= DATA SUPPLIED =
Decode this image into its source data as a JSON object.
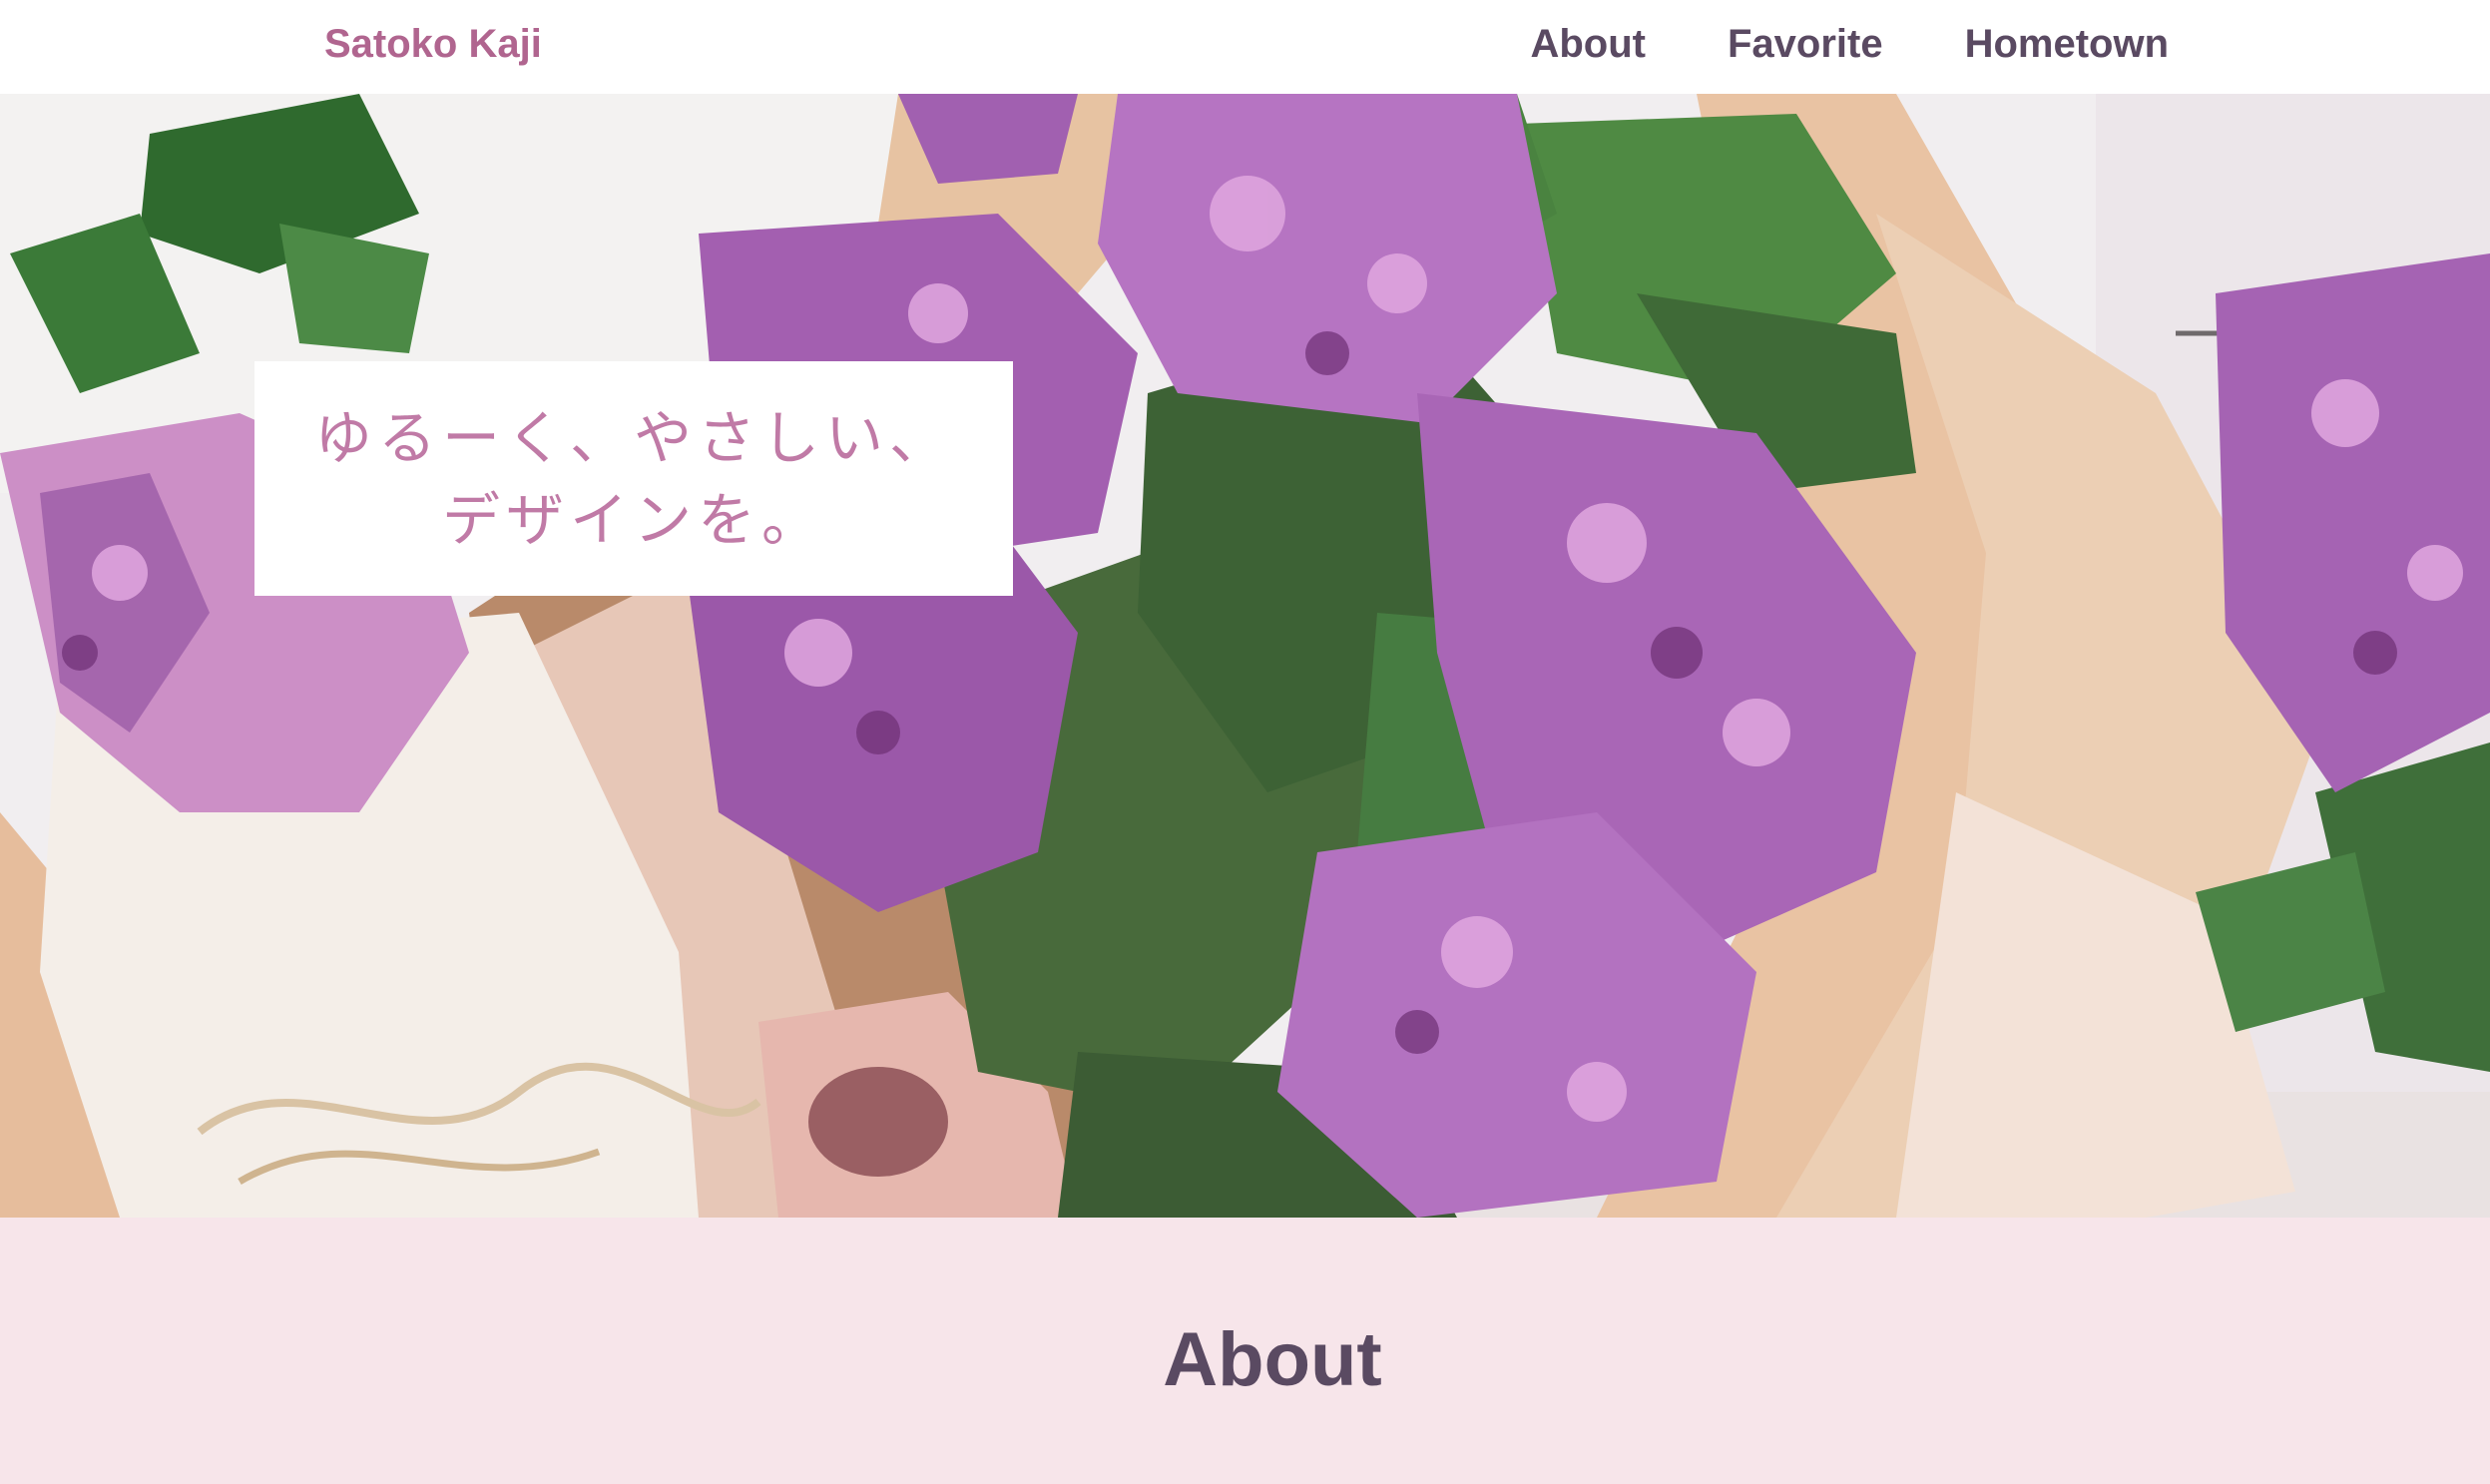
{
  "header": {
    "brand": "Satoko Kaji",
    "nav": [
      {
        "label": "About"
      },
      {
        "label": "Favorite"
      },
      {
        "label": "Hometown"
      }
    ]
  },
  "hero": {
    "tagline_line1": "ゆるーく、やさしい、",
    "tagline_line2": "デザインを。",
    "image": "lilac-bouquet-illustration"
  },
  "about": {
    "title": "About"
  },
  "colors": {
    "brand": "#b0658f",
    "nav_text": "#5a4a62",
    "tagline": "#c07aa6",
    "about_bg": "#f7e5ea"
  }
}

= TASK DIRECTIONS =
Strip the images and reproduce the remaining records precisely.

= WRITTEN SOLUTION =
Decode this image into its source data as a JSON object.
{
  "header": {
    "brand": "Satoko Kaji",
    "nav": [
      {
        "label": "About"
      },
      {
        "label": "Favorite"
      },
      {
        "label": "Hometown"
      }
    ]
  },
  "hero": {
    "tagline_line1": "ゆるーく、やさしい、",
    "tagline_line2": "デザインを。",
    "image": "lilac-bouquet-illustration"
  },
  "about": {
    "title": "About"
  },
  "colors": {
    "brand": "#b0658f",
    "nav_text": "#5a4a62",
    "tagline": "#c07aa6",
    "about_bg": "#f7e5ea"
  }
}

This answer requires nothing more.